◆ **TRABAJO REQUERIDO**:
Vuelve a escribir todos los datos que siguen, línea por línea y sin ninguna modificación.

Registros de datos
----------

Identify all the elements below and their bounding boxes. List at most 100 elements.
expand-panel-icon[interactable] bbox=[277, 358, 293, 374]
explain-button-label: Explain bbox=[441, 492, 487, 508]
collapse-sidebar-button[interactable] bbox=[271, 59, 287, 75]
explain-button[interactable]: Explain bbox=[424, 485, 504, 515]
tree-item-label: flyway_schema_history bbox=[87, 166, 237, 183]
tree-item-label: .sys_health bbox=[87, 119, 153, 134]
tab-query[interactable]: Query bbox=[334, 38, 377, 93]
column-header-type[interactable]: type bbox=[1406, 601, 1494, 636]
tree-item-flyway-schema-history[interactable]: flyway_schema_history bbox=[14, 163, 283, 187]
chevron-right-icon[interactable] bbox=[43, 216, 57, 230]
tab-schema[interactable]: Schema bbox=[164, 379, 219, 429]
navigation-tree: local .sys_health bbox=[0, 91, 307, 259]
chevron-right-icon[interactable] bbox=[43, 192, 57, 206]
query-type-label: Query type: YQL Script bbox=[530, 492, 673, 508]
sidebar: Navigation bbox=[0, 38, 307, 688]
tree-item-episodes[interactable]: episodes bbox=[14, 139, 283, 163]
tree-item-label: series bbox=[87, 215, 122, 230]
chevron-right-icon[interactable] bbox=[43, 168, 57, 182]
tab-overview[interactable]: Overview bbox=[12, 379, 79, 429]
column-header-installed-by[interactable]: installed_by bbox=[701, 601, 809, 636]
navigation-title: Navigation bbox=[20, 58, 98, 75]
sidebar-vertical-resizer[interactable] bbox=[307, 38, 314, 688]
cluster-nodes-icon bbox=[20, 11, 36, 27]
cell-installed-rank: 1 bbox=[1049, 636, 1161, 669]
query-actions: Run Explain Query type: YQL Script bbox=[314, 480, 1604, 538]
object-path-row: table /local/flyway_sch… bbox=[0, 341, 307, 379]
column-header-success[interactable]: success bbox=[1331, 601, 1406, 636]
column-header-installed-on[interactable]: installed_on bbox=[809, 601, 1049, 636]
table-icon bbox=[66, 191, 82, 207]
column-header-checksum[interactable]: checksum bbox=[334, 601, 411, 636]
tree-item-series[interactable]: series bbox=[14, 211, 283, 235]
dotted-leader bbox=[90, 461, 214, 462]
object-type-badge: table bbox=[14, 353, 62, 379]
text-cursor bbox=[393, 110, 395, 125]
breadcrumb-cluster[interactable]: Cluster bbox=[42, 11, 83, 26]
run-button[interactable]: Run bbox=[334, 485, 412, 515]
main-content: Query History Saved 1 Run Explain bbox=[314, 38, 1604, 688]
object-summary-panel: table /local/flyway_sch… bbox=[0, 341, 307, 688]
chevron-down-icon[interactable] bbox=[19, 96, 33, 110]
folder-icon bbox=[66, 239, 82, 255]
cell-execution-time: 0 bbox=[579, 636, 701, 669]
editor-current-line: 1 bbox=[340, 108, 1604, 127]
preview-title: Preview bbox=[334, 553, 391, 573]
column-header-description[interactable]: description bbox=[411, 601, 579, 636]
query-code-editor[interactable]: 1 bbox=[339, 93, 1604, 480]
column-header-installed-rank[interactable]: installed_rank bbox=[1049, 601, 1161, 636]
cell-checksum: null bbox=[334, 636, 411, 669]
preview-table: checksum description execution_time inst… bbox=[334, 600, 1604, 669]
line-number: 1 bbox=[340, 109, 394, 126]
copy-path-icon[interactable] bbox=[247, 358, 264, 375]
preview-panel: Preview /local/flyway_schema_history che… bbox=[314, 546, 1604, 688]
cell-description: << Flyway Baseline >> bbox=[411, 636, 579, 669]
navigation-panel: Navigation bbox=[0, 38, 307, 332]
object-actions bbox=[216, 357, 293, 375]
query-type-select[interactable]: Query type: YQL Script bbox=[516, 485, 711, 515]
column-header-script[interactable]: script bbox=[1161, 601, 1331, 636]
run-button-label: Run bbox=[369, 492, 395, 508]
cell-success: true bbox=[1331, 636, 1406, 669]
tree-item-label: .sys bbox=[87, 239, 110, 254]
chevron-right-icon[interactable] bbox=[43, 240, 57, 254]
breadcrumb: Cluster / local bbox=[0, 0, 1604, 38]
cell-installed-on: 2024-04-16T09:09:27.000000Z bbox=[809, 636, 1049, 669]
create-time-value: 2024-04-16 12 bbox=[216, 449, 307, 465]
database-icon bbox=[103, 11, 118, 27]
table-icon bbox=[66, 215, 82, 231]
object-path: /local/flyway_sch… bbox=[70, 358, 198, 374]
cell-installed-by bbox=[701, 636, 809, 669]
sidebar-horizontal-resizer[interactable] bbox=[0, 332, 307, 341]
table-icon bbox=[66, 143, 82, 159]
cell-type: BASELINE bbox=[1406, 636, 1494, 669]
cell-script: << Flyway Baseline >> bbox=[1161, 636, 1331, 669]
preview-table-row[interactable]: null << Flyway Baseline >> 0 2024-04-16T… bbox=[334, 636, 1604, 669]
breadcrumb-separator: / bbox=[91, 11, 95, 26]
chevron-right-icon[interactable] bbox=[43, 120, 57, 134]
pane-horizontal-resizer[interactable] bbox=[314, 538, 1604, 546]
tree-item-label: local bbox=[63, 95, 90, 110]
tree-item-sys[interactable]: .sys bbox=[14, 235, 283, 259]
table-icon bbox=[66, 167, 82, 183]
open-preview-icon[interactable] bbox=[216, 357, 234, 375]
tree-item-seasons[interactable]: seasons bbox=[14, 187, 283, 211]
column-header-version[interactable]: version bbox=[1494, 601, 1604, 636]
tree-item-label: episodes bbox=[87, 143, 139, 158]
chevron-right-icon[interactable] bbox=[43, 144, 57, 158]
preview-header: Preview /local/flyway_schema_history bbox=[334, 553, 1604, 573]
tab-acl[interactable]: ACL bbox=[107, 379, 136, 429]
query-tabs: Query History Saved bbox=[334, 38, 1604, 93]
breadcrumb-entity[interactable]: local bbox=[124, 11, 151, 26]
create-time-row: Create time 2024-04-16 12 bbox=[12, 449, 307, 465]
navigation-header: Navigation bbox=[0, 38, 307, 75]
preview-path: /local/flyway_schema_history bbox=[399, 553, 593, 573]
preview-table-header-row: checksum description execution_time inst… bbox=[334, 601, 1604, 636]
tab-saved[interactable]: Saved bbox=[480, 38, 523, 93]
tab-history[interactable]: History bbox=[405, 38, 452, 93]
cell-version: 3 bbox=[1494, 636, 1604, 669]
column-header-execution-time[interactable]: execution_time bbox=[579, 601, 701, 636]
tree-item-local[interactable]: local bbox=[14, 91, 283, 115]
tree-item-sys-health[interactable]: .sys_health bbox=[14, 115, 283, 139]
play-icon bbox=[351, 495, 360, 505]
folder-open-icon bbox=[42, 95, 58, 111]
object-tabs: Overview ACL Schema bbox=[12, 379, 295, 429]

----------

◆ **RESPUESTA**:
Identify all the elements below and their bounding boxes. List at most 100 elements.
expand-panel-icon[interactable] bbox=[277, 358, 293, 374]
explain-button-label: Explain bbox=[441, 492, 487, 508]
collapse-sidebar-button[interactable] bbox=[271, 59, 287, 75]
explain-button[interactable]: Explain bbox=[424, 485, 504, 515]
tree-item-label: flyway_schema_history bbox=[87, 166, 237, 183]
tree-item-label: .sys_health bbox=[87, 119, 153, 134]
tab-query[interactable]: Query bbox=[334, 38, 377, 93]
column-header-type[interactable]: type bbox=[1406, 601, 1494, 636]
tree-item-flyway-schema-history[interactable]: flyway_schema_history bbox=[14, 163, 283, 187]
chevron-right-icon[interactable] bbox=[43, 216, 57, 230]
tab-schema[interactable]: Schema bbox=[164, 379, 219, 429]
navigation-tree: local .sys_health bbox=[0, 91, 307, 259]
chevron-right-icon[interactable] bbox=[43, 192, 57, 206]
query-type-label: Query type: YQL Script bbox=[530, 492, 673, 508]
sidebar: Navigation bbox=[0, 38, 307, 688]
tree-item-episodes[interactable]: episodes bbox=[14, 139, 283, 163]
tree-item-label: series bbox=[87, 215, 122, 230]
chevron-right-icon[interactable] bbox=[43, 168, 57, 182]
tab-overview[interactable]: Overview bbox=[12, 379, 79, 429]
column-header-installed-by[interactable]: installed_by bbox=[701, 601, 809, 636]
navigation-title: Navigation bbox=[20, 58, 98, 75]
sidebar-vertical-resizer[interactable] bbox=[307, 38, 314, 688]
cluster-nodes-icon bbox=[20, 11, 36, 27]
cell-installed-rank: 1 bbox=[1049, 636, 1161, 669]
query-actions: Run Explain Query type: YQL Script bbox=[314, 480, 1604, 538]
object-path-row: table /local/flyway_sch… bbox=[0, 341, 307, 379]
column-header-success[interactable]: success bbox=[1331, 601, 1406, 636]
column-header-installed-on[interactable]: installed_on bbox=[809, 601, 1049, 636]
table-icon bbox=[66, 191, 82, 207]
column-header-checksum[interactable]: checksum bbox=[334, 601, 411, 636]
tree-item-series[interactable]: series bbox=[14, 211, 283, 235]
dotted-leader bbox=[90, 461, 214, 462]
object-type-badge: table bbox=[14, 353, 62, 379]
text-cursor bbox=[393, 110, 395, 125]
breadcrumb-cluster[interactable]: Cluster bbox=[42, 11, 83, 26]
run-button[interactable]: Run bbox=[334, 485, 412, 515]
main-content: Query History Saved 1 Run Explain bbox=[314, 38, 1604, 688]
object-summary-panel: table /local/flyway_sch… bbox=[0, 341, 307, 688]
chevron-down-icon[interactable] bbox=[19, 96, 33, 110]
folder-icon bbox=[66, 239, 82, 255]
cell-execution-time: 0 bbox=[579, 636, 701, 669]
editor-current-line: 1 bbox=[340, 108, 1604, 127]
preview-title: Preview bbox=[334, 553, 391, 573]
column-header-description[interactable]: description bbox=[411, 601, 579, 636]
query-code-editor[interactable]: 1 bbox=[339, 93, 1604, 480]
column-header-installed-rank[interactable]: installed_rank bbox=[1049, 601, 1161, 636]
cell-checksum: null bbox=[334, 636, 411, 669]
preview-table: checksum description execution_time inst… bbox=[334, 600, 1604, 669]
line-number: 1 bbox=[340, 109, 394, 126]
copy-path-icon[interactable] bbox=[247, 358, 264, 375]
preview-panel: Preview /local/flyway_schema_history che… bbox=[314, 546, 1604, 688]
cell-description: << Flyway Baseline >> bbox=[411, 636, 579, 669]
navigation-panel: Navigation bbox=[0, 38, 307, 332]
object-actions bbox=[216, 357, 293, 375]
query-type-select[interactable]: Query type: YQL Script bbox=[516, 485, 711, 515]
column-header-script[interactable]: script bbox=[1161, 601, 1331, 636]
run-button-label: Run bbox=[369, 492, 395, 508]
cell-success: true bbox=[1331, 636, 1406, 669]
tree-item-label: .sys bbox=[87, 239, 110, 254]
chevron-right-icon[interactable] bbox=[43, 240, 57, 254]
breadcrumb: Cluster / local bbox=[0, 0, 1604, 38]
cell-installed-on: 2024-04-16T09:09:27.000000Z bbox=[809, 636, 1049, 669]
create-time-value: 2024-04-16 12 bbox=[216, 449, 307, 465]
database-icon bbox=[103, 11, 118, 27]
table-icon bbox=[66, 215, 82, 231]
object-path: /local/flyway_sch… bbox=[70, 358, 198, 374]
cell-installed-by bbox=[701, 636, 809, 669]
sidebar-horizontal-resizer[interactable] bbox=[0, 332, 307, 341]
table-icon bbox=[66, 143, 82, 159]
cell-type: BASELINE bbox=[1406, 636, 1494, 669]
cell-script: << Flyway Baseline >> bbox=[1161, 636, 1331, 669]
preview-table-row[interactable]: null << Flyway Baseline >> 0 2024-04-16T… bbox=[334, 636, 1604, 669]
breadcrumb-separator: / bbox=[91, 11, 95, 26]
chevron-right-icon[interactable] bbox=[43, 120, 57, 134]
pane-horizontal-resizer[interactable] bbox=[314, 538, 1604, 546]
tree-item-label: local bbox=[63, 95, 90, 110]
tree-item-sys[interactable]: .sys bbox=[14, 235, 283, 259]
table-icon bbox=[66, 167, 82, 183]
open-preview-icon[interactable] bbox=[216, 357, 234, 375]
tree-item-seasons[interactable]: seasons bbox=[14, 187, 283, 211]
column-header-version[interactable]: version bbox=[1494, 601, 1604, 636]
tree-item-label: episodes bbox=[87, 143, 139, 158]
chevron-right-icon[interactable] bbox=[43, 144, 57, 158]
preview-header: Preview /local/flyway_schema_history bbox=[334, 553, 1604, 573]
tab-acl[interactable]: ACL bbox=[107, 379, 136, 429]
query-tabs: Query History Saved bbox=[334, 38, 1604, 93]
breadcrumb-entity[interactable]: local bbox=[124, 11, 151, 26]
create-time-row: Create time 2024-04-16 12 bbox=[12, 449, 307, 465]
navigation-header: Navigation bbox=[0, 38, 307, 75]
preview-path: /local/flyway_schema_history bbox=[399, 553, 593, 573]
preview-table-header-row: checksum description execution_time inst… bbox=[334, 601, 1604, 636]
tab-saved[interactable]: Saved bbox=[480, 38, 523, 93]
tab-history[interactable]: History bbox=[405, 38, 452, 93]
cell-version: 3 bbox=[1494, 636, 1604, 669]
column-header-execution-time[interactable]: execution_time bbox=[579, 601, 701, 636]
tree-item-local[interactable]: local bbox=[14, 91, 283, 115]
tree-item-sys-health[interactable]: .sys_health bbox=[14, 115, 283, 139]
play-icon bbox=[351, 495, 360, 505]
folder-open-icon bbox=[42, 95, 58, 111]
object-tabs: Overview ACL Schema bbox=[12, 379, 295, 429]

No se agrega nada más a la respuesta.